GIVEN ENTRIES:

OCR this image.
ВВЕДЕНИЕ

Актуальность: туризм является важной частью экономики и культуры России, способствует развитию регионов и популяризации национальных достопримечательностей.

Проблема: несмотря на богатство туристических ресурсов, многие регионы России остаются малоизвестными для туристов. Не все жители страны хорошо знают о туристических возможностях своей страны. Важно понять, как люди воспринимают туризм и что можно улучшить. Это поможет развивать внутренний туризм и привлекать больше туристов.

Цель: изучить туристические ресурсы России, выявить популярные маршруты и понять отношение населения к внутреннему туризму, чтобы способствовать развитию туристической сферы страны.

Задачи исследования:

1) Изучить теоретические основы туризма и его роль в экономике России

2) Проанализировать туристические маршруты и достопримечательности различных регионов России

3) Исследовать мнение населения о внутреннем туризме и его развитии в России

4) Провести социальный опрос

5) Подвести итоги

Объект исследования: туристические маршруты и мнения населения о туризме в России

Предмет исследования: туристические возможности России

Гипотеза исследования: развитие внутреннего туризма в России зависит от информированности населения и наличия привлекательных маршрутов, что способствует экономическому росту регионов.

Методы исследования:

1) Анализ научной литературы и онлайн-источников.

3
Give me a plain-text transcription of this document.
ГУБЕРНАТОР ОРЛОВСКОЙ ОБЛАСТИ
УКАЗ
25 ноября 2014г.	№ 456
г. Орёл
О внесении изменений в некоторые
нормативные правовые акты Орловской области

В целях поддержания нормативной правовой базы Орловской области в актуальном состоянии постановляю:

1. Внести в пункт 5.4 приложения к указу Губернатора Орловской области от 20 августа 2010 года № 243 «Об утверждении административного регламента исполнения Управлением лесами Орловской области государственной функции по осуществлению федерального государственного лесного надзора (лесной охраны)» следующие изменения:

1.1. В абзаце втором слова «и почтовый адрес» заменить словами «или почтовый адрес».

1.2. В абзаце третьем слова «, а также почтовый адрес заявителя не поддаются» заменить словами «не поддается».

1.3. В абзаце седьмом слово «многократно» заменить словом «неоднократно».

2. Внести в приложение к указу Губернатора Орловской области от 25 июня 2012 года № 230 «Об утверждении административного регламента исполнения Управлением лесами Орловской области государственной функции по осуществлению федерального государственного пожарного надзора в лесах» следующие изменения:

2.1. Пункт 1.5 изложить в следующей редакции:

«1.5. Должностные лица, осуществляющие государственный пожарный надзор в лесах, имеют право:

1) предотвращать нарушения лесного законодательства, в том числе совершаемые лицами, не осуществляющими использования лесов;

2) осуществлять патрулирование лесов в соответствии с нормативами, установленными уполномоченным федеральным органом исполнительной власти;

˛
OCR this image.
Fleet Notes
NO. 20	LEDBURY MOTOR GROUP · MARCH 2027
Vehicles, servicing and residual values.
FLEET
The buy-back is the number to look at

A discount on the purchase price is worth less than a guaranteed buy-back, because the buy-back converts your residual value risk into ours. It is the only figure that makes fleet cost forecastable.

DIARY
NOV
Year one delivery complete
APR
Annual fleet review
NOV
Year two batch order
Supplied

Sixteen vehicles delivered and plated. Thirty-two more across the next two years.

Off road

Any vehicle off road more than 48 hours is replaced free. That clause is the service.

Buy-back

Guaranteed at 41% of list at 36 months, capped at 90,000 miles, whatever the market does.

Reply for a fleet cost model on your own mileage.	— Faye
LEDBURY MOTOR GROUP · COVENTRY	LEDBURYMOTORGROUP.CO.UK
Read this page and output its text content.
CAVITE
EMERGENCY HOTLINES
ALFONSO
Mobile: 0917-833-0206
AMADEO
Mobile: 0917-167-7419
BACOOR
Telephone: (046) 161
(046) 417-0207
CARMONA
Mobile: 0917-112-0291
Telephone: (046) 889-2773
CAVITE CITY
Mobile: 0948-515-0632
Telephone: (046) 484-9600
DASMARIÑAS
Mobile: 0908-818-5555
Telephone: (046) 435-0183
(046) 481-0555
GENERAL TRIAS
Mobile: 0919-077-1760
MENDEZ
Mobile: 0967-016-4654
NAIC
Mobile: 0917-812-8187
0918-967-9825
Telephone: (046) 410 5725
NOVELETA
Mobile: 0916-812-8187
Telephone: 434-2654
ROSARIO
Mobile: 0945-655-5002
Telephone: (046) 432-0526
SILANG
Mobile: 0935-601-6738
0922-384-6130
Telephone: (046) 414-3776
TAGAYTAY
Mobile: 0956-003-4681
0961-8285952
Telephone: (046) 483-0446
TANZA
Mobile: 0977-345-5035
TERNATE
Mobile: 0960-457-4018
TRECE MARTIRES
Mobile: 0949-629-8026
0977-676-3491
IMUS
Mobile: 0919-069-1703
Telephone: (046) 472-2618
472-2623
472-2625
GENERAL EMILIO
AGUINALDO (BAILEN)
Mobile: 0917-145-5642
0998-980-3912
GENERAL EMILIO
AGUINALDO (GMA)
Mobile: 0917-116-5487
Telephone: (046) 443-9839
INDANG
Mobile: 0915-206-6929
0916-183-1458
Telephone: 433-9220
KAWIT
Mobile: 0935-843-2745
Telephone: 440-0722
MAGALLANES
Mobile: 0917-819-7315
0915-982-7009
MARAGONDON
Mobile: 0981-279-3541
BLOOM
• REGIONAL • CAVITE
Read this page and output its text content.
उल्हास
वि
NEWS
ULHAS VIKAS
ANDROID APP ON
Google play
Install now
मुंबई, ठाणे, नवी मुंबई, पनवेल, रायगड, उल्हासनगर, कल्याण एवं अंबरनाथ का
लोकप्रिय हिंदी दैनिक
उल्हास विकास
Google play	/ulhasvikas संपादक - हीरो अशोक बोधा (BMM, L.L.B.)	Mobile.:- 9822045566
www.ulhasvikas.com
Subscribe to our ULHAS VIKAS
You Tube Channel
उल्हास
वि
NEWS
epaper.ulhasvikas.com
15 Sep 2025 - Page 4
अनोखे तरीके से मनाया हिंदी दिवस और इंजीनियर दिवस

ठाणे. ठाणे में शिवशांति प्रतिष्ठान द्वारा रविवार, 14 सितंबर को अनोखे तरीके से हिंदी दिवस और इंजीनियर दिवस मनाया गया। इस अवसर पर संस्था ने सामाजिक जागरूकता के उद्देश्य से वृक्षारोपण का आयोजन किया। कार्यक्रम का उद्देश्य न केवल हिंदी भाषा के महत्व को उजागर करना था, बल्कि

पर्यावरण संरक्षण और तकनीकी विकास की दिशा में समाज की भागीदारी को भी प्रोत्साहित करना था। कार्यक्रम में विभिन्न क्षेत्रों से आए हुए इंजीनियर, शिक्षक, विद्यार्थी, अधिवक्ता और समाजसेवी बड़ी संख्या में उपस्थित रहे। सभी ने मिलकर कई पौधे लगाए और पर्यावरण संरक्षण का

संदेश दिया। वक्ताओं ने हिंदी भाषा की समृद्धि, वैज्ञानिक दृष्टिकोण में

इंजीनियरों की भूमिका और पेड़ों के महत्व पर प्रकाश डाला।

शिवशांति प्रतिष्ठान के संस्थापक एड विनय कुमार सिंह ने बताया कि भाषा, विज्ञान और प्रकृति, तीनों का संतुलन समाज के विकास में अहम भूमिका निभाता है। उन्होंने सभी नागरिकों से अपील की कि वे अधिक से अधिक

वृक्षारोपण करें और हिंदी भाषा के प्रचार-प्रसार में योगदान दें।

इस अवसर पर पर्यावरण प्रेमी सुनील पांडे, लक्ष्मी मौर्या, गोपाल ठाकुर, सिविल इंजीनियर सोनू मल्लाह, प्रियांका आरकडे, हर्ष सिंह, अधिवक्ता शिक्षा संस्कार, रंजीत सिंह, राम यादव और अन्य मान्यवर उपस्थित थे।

STATED GOAL: Using the records above, copy every line that has the word "лесами" in it.

RESPONSE TO THIS EXERCISE:
1. Внести в пункт 5.4 приложения к указу Губернатора Орловской области от 20 августа 2010 года № 243 «Об утверждении административного регламента исполнения Управлением лесами Орловской области государственной функции по осуществлению федерального государственного лесного надзора (лесной охраны)» следующие изменения:
2. Внести в приложение к указу Губернатора Орловской области от 25 июня 2012 года № 230 «Об утверждении административного регламента исполнения Управлением лесами Орловской области государственной функции по осуществлению федерального государственного пожарного надзора в лесах» следующие изменения:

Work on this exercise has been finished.